▶ What to produce: Reproduce each line exactly. Skip none.

:: Excerpted records ::

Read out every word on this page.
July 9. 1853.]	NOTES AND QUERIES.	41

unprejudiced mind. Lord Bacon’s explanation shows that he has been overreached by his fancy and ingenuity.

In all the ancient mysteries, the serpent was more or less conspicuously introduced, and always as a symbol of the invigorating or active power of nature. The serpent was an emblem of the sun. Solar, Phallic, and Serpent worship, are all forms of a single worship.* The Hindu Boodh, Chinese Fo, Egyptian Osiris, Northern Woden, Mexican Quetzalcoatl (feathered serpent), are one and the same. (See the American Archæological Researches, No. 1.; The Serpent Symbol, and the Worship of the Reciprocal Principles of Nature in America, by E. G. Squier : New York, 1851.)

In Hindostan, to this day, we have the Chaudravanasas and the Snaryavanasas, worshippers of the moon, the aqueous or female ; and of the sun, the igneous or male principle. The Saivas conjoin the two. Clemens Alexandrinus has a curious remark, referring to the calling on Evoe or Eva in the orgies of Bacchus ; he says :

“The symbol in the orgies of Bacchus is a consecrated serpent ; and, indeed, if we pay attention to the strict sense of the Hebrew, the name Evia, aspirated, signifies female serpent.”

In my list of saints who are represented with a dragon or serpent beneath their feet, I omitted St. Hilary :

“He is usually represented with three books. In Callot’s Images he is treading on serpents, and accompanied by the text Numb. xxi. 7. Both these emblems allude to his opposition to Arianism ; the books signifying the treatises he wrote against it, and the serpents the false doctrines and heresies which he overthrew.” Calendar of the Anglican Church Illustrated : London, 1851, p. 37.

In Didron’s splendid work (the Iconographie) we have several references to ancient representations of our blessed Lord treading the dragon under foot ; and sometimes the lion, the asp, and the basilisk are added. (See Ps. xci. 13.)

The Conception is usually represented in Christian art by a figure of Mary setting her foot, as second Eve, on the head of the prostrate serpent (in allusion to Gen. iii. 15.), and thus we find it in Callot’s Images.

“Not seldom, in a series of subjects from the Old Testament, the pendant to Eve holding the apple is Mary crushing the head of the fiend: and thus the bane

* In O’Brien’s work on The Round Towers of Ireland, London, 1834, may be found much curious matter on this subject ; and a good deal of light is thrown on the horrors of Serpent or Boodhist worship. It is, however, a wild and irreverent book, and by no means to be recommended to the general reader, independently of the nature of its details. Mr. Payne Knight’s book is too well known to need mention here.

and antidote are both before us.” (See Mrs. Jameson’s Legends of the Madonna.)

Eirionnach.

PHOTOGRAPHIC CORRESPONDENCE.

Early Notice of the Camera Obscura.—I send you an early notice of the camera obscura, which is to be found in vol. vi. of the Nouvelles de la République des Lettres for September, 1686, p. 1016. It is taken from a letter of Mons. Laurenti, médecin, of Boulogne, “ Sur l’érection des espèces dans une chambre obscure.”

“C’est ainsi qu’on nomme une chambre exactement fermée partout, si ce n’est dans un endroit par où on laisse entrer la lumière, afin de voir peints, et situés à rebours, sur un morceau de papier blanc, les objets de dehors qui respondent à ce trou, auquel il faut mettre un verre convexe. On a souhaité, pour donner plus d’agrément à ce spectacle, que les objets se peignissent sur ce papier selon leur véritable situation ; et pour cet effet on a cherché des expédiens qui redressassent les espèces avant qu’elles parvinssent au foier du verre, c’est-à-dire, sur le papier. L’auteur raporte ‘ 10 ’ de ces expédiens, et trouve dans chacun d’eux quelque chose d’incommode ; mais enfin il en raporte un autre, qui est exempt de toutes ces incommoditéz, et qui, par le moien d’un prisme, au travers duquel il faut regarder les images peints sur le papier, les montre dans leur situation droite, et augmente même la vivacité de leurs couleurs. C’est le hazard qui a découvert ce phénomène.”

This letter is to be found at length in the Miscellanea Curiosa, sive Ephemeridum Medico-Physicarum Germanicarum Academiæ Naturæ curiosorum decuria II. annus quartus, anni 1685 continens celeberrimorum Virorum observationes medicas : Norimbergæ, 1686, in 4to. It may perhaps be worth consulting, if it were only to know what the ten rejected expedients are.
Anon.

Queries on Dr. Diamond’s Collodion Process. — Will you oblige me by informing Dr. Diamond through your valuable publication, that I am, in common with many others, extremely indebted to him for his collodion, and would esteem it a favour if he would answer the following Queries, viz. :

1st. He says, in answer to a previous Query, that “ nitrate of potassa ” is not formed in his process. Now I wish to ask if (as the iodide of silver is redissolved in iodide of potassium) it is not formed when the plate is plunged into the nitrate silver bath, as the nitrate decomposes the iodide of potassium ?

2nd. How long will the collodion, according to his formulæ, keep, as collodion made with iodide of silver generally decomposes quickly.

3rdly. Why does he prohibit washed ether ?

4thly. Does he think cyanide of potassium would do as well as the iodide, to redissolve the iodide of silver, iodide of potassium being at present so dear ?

:::

▶ Answer:
Read out every word on this page.
July 9. 1853.]	NOTES AND QUERIES.	41

unprejudiced mind. Lord Bacon’s explanation shows that he has been overreached by his fancy and ingenuity.

In all the ancient mysteries, the serpent was more or less conspicuously introduced, and always as a symbol of the invigorating or active power of nature. The serpent was an emblem of the sun. Solar, Phallic, and Serpent worship, are all forms of a single worship.* The Hindu Boodh, Chinese Fo, Egyptian Osiris, Northern Woden, Mexican Quetzalcoatl (feathered serpent), are one and the same. (See the American Archæological Researches, No. 1.; The Serpent Symbol, and the Worship of the Reciprocal Principles of Nature in America, by E. G. Squier : New York, 1851.)

In Hindostan, to this day, we have the Chaudravanasas and the Snaryavanasas, worshippers of the moon, the aqueous or female ; and of the sun, the igneous or male principle. The Saivas conjoin the two. Clemens Alexandrinus has a curious remark, referring to the calling on Evoe or Eva in the orgies of Bacchus ; he says :

“The symbol in the orgies of Bacchus is a consecrated serpent ; and, indeed, if we pay attention to the strict sense of the Hebrew, the name Evia, aspirated, signifies female serpent.”

In my list of saints who are represented with a dragon or serpent beneath their feet, I omitted St. Hilary :

“He is usually represented with three books. In Callot’s Images he is treading on serpents, and accompanied by the text Numb. xxi. 7. Both these emblems allude to his opposition to Arianism ; the books signifying the treatises he wrote against it, and the serpents the false doctrines and heresies which he overthrew.” Calendar of the Anglican Church Illustrated : London, 1851, p. 37.

In Didron’s splendid work (the Iconographie) we have several references to ancient representations of our blessed Lord treading the dragon under foot ; and sometimes the lion, the asp, and the basilisk are added. (See Ps. xci. 13.)

The Conception is usually represented in Christian art by a figure of Mary setting her foot, as second Eve, on the head of the prostrate serpent (in allusion to Gen. iii. 15.), and thus we find it in Callot’s Images.

“Not seldom, in a series of subjects from the Old Testament, the pendant to Eve holding the apple is Mary crushing the head of the fiend: and thus the bane

* In O’Brien’s work on The Round Towers of Ireland, London, 1834, may be found much curious matter on this subject ; and a good deal of light is thrown on the horrors of Serpent or Boodhist worship. It is, however, a wild and irreverent book, and by no means to be recommended to the general reader, independently of the nature of its details. Mr. Payne Knight’s book is too well known to need mention here.

and antidote are both before us.” (See Mrs. Jameson’s Legends of the Madonna.)

Eirionnach.

PHOTOGRAPHIC CORRESPONDENCE.

Early Notice of the Camera Obscura.—I send you an early notice of the camera obscura, which is to be found in vol. vi. of the Nouvelles de la République des Lettres for September, 1686, p. 1016. It is taken from a letter of Mons. Laurenti, médecin, of Boulogne, “ Sur l’érection des espèces dans une chambre obscure.”

“C’est ainsi qu’on nomme une chambre exactement fermée partout, si ce n’est dans un endroit par où on laisse entrer la lumière, afin de voir peints, et situés à rebours, sur un morceau de papier blanc, les objets de dehors qui respondent à ce trou, auquel il faut mettre un verre convexe. On a souhaité, pour donner plus d’agrément à ce spectacle, que les objets se peignissent sur ce papier selon leur véritable situation ; et pour cet effet on a cherché des expédiens qui redressassent les espèces avant qu’elles parvinssent au foier du verre, c’est-à-dire, sur le papier. L’auteur raporte ‘ 10 ’ de ces expédiens, et trouve dans chacun d’eux quelque chose d’incommode ; mais enfin il en raporte un autre, qui est exempt de toutes ces incommoditéz, et qui, par le moien d’un prisme, au travers duquel il faut regarder les images peints sur le papier, les montre dans leur situation droite, et augmente même la vivacité de leurs couleurs. C’est le hazard qui a découvert ce phénomène.”

This letter is to be found at length in the Miscellanea Curiosa, sive Ephemeridum Medico-Physicarum Germanicarum Academiæ Naturæ curiosorum decuria II. annus quartus, anni 1685 continens celeberrimorum Virorum observationes medicas : Norimbergæ, 1686, in 4to. It may perhaps be worth consulting, if it were only to know what the ten rejected expedients are.
Anon.

Queries on Dr. Diamond’s Collodion Process. — Will you oblige me by informing Dr. Diamond through your valuable publication, that I am, in common with many others, extremely indebted to him for his collodion, and would esteem it a favour if he would answer the following Queries, viz. :

1st. He says, in answer to a previous Query, that “ nitrate of potassa ” is not formed in his process. Now I wish to ask if (as the iodide of silver is redissolved in iodide of potassium) it is not formed when the plate is plunged into the nitrate silver bath, as the nitrate decomposes the iodide of potassium ?

2nd. How long will the collodion, according to his formulæ, keep, as collodion made with iodide of silver generally decomposes quickly.

3rdly. Why does he prohibit washed ether ?

4thly. Does he think cyanide of potassium would do as well as the iodide, to redissolve the iodide of silver, iodide of potassium being at present so dear ?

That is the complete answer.